> The request:
Every line containing the word "JSON" needs to be found and copied.

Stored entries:
* Begin *

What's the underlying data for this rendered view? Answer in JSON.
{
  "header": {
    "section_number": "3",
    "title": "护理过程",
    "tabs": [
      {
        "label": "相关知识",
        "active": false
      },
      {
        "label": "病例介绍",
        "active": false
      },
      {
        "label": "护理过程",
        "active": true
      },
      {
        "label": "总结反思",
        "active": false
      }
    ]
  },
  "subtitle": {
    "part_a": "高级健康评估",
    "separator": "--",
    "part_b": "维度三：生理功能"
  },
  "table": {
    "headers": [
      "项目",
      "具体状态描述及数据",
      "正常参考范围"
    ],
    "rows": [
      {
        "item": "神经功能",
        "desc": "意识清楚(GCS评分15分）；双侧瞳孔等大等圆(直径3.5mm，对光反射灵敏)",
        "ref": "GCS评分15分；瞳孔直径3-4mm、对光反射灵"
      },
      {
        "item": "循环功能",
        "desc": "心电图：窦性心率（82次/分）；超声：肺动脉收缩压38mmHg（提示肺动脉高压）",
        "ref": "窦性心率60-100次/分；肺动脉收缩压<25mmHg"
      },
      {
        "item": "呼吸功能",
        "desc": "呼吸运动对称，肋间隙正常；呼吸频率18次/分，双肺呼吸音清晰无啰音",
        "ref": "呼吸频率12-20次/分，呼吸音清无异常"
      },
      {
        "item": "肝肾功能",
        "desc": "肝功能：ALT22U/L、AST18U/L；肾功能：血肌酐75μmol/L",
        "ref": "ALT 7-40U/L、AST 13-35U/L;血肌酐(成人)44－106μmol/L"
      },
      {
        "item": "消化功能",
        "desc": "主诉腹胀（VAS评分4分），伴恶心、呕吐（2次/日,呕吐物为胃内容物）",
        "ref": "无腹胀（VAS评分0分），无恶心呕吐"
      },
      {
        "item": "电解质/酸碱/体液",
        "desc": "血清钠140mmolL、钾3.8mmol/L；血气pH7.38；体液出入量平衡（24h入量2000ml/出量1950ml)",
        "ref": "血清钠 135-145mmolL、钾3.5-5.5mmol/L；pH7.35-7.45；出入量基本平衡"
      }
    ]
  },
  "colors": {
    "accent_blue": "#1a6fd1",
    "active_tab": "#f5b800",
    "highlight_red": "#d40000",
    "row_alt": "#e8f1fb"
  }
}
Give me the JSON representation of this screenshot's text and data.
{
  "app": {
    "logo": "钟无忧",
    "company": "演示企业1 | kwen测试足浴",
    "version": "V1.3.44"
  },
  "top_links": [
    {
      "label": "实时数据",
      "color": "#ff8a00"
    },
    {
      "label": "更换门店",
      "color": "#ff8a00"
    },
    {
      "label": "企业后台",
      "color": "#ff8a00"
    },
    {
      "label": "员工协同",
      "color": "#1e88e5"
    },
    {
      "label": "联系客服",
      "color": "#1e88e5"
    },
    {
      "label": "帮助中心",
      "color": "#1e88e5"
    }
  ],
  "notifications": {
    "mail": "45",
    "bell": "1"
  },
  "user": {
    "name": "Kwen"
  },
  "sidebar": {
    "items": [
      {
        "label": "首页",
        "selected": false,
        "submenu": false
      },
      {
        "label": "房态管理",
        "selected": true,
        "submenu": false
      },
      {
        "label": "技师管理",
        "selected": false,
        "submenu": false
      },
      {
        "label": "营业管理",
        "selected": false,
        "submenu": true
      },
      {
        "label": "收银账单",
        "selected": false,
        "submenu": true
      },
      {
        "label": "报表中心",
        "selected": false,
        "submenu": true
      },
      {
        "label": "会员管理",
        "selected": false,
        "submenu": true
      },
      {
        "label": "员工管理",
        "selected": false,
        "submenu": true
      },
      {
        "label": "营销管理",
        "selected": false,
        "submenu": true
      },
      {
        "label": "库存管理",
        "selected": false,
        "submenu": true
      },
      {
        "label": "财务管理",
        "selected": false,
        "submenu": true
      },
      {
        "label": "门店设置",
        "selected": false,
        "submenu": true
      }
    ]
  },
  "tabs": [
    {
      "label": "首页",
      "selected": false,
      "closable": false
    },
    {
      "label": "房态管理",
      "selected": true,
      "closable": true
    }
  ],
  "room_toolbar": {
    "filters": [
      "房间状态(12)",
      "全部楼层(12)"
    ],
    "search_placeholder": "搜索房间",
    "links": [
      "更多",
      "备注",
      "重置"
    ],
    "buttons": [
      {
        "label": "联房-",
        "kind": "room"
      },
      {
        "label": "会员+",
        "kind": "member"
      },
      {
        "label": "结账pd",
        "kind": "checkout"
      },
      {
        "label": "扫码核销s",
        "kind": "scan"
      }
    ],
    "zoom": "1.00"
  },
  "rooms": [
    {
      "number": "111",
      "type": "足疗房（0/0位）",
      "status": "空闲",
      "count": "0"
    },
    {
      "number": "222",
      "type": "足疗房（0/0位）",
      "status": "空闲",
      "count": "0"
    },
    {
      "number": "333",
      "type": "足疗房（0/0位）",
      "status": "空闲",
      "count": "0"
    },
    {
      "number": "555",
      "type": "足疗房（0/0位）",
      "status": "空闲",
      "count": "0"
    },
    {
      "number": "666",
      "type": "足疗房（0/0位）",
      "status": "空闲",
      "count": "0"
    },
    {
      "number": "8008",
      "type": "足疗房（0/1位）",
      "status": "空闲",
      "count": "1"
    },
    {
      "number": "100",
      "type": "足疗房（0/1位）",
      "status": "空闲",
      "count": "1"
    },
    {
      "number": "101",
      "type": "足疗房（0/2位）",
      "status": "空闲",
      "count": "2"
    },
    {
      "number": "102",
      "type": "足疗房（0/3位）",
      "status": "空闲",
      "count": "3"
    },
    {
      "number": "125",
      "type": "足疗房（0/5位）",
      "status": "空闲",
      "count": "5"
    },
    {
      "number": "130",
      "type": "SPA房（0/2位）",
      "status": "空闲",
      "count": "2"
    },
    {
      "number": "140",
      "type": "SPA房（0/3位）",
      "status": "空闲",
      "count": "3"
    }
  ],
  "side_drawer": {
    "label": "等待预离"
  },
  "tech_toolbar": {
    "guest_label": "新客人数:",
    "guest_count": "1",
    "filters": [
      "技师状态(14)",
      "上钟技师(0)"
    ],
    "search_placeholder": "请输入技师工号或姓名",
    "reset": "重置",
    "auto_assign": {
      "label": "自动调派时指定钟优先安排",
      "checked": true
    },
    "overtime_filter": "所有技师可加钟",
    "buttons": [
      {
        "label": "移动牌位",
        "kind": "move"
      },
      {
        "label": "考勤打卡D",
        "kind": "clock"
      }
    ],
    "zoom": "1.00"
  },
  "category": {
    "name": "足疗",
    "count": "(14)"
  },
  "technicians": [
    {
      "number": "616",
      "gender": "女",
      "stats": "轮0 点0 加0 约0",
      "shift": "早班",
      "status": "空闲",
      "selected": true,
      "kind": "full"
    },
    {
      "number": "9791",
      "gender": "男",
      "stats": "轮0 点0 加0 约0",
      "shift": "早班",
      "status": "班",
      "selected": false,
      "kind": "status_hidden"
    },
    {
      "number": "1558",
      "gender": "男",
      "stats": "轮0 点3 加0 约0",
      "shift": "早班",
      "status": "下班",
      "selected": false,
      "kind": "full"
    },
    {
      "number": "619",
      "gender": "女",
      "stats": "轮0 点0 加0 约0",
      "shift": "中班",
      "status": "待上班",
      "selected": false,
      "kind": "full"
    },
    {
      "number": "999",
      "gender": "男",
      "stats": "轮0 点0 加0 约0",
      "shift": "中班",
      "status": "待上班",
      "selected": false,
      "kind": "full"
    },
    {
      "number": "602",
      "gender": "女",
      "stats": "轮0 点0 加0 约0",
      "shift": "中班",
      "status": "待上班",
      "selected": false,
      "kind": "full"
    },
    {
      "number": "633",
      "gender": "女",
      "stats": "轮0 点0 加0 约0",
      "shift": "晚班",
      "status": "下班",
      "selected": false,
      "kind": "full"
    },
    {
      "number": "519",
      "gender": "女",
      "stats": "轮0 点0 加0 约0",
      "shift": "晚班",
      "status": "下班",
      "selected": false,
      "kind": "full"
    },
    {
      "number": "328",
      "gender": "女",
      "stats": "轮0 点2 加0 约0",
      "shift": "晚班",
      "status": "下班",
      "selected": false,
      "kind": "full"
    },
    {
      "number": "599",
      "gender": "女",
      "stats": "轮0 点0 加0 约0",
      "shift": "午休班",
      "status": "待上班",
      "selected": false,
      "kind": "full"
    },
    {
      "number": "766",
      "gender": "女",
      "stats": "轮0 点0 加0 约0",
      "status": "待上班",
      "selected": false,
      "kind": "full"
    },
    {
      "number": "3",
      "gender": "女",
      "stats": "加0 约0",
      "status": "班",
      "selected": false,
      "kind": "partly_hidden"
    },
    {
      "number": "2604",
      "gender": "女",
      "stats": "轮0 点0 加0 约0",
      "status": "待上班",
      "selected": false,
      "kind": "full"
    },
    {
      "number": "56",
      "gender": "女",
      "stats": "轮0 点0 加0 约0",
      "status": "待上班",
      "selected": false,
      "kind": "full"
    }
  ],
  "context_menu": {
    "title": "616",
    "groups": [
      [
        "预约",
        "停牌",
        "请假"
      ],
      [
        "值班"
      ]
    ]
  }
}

* End *

> The output:
What's the underlying data for this rendered view? Answer in JSON.
Give me the JSON representation of this screenshot's text and data.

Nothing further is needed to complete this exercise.